_EXERCISE_. From the listing below, pull each line that includes "SBAB".

--- BEGIN EXTRACTED MATERIAL ---

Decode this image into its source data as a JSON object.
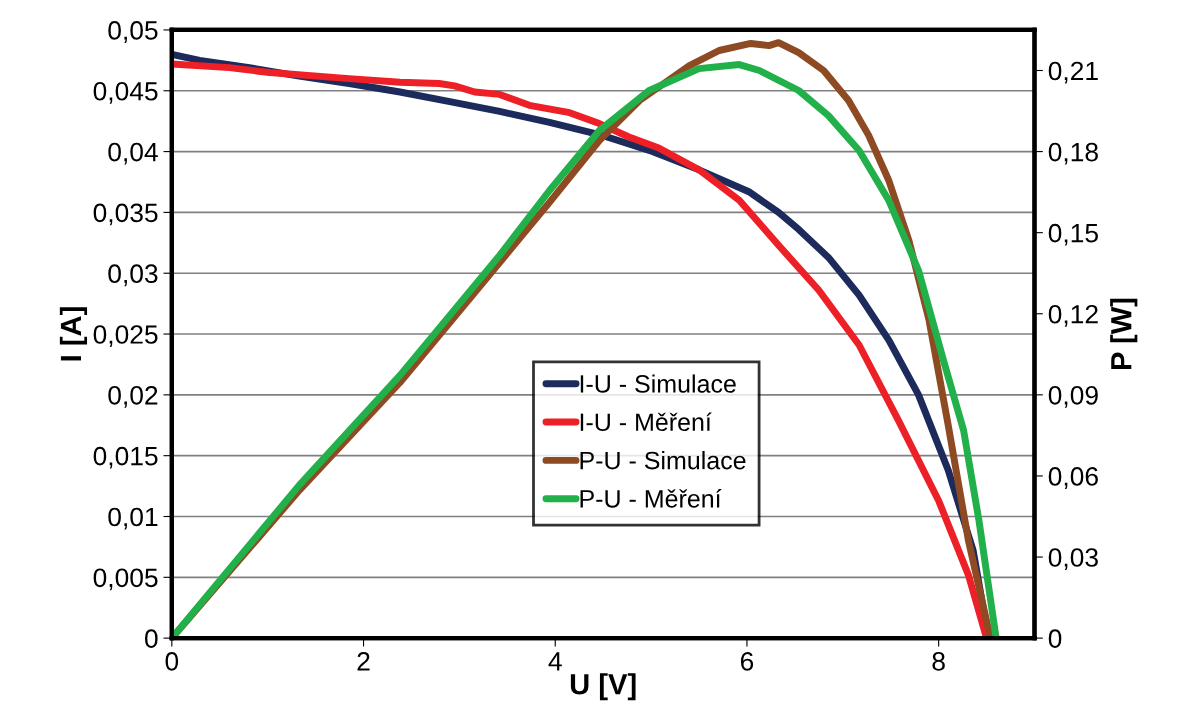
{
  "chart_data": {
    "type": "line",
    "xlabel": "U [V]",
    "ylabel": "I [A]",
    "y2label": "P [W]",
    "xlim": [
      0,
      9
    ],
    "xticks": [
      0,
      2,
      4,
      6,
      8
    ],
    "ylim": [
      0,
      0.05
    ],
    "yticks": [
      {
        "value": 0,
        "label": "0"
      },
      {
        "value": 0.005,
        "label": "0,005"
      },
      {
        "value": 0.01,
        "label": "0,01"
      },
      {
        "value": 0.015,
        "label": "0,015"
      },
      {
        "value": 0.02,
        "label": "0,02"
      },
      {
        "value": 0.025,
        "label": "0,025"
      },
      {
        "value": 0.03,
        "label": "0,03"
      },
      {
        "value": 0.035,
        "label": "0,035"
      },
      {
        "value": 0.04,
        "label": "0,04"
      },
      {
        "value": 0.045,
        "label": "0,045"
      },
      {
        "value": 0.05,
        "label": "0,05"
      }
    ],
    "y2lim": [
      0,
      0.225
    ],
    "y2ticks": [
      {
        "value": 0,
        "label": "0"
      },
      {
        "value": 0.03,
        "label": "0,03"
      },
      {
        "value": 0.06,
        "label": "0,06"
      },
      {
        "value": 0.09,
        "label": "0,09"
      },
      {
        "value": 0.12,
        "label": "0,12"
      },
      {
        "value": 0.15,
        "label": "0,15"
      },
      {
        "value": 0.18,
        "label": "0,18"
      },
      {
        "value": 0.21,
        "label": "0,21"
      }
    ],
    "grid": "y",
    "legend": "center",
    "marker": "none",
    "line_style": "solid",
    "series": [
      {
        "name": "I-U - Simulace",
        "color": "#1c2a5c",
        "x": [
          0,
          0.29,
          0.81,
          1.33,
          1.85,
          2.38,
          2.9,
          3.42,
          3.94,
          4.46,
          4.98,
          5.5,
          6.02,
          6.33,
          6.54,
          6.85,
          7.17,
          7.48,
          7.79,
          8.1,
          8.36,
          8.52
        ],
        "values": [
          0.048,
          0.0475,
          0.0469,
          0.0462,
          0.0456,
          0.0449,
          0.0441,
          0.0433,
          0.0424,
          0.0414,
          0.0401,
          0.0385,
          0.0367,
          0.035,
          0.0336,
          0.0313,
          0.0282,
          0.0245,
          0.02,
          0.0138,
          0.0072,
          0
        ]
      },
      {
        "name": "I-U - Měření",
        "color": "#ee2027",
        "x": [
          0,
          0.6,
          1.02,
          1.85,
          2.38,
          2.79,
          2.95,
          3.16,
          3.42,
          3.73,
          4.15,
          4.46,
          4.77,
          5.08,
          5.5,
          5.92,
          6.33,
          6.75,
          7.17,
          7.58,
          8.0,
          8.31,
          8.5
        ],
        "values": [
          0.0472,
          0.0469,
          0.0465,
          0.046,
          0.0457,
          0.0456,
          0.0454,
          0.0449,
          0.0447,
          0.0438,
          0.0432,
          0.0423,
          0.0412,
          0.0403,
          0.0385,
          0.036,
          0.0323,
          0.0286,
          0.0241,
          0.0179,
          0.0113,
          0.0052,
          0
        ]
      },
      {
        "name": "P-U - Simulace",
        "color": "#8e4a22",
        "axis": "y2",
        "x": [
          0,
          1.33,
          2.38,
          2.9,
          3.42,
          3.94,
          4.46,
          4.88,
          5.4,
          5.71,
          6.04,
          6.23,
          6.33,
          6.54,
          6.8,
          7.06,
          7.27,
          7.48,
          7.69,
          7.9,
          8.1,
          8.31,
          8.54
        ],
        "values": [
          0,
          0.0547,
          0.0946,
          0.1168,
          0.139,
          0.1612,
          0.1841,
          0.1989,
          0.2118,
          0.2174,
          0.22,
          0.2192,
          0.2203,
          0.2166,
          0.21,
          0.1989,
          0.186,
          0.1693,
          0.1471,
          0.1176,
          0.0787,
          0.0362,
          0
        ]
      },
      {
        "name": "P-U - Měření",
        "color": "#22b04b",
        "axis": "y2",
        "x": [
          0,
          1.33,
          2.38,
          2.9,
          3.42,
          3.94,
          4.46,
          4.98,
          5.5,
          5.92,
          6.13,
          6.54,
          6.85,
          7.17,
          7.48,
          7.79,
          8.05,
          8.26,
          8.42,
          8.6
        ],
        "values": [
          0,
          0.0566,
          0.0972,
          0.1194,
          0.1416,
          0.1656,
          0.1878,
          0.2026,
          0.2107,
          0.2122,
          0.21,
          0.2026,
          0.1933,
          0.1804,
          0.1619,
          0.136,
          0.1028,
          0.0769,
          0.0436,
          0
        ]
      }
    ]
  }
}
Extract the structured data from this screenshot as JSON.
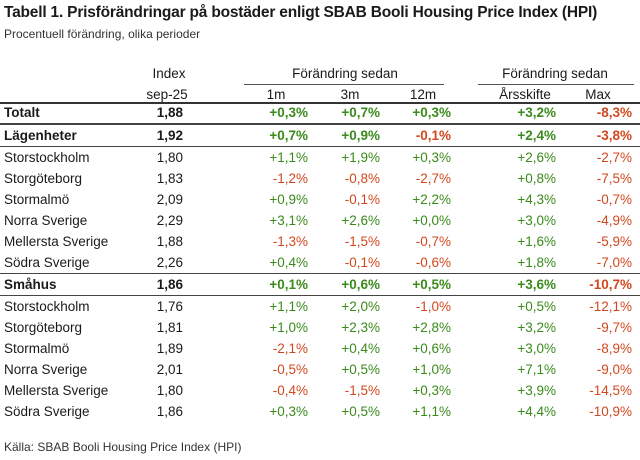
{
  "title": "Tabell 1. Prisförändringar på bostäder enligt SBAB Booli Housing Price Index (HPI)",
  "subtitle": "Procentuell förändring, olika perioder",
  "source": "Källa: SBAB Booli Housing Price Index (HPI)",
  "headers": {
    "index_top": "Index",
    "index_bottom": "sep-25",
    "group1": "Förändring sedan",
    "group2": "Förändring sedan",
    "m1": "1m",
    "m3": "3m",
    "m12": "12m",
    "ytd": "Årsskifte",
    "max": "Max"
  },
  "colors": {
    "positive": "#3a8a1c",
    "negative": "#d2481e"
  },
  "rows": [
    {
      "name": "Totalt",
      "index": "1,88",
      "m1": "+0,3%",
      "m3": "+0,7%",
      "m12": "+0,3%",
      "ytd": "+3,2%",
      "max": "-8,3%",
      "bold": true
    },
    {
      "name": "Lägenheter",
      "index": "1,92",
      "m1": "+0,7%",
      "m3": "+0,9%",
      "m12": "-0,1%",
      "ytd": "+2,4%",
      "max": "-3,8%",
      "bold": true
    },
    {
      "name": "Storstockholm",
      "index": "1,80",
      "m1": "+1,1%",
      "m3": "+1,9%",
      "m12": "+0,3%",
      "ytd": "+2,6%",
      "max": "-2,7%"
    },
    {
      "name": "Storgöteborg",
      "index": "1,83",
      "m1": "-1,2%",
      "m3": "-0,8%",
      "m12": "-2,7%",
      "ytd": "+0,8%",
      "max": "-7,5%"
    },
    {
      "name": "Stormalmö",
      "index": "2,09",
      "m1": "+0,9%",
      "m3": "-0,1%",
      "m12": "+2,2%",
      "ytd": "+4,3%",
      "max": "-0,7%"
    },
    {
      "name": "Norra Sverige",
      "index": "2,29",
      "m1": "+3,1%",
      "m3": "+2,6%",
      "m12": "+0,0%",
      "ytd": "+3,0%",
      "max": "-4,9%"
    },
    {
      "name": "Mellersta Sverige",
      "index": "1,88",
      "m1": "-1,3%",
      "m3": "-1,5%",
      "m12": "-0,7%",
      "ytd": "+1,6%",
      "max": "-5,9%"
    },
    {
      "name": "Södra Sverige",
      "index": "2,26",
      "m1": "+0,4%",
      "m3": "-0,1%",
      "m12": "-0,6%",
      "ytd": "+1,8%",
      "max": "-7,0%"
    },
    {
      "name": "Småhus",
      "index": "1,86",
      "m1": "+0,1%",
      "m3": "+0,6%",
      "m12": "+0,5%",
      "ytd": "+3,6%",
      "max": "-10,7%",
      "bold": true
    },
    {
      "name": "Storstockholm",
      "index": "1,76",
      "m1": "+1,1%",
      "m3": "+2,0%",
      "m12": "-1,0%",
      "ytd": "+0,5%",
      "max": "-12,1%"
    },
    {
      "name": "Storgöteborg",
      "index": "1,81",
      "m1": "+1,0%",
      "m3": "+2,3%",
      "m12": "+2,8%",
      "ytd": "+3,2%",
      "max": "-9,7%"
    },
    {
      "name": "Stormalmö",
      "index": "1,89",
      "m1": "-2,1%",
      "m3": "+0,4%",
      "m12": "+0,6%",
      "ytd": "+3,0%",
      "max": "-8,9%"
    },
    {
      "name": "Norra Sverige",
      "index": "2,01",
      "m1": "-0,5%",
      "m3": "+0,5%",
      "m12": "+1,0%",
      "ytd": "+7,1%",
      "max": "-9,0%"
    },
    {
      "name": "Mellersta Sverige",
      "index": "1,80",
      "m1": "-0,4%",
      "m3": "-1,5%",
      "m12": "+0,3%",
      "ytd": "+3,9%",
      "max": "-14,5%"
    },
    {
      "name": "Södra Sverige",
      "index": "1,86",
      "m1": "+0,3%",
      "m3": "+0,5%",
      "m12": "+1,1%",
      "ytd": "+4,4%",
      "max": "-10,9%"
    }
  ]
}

--- END EXTRACTED MATERIAL ---

_COMPLETE OUTPUT_.
  "title": "Tabell 1. Prisförändringar på bostäder enligt SBAB Booli Housing Price Index (HPI)",
  "source": "Källa: SBAB Booli Housing Price Index (HPI)",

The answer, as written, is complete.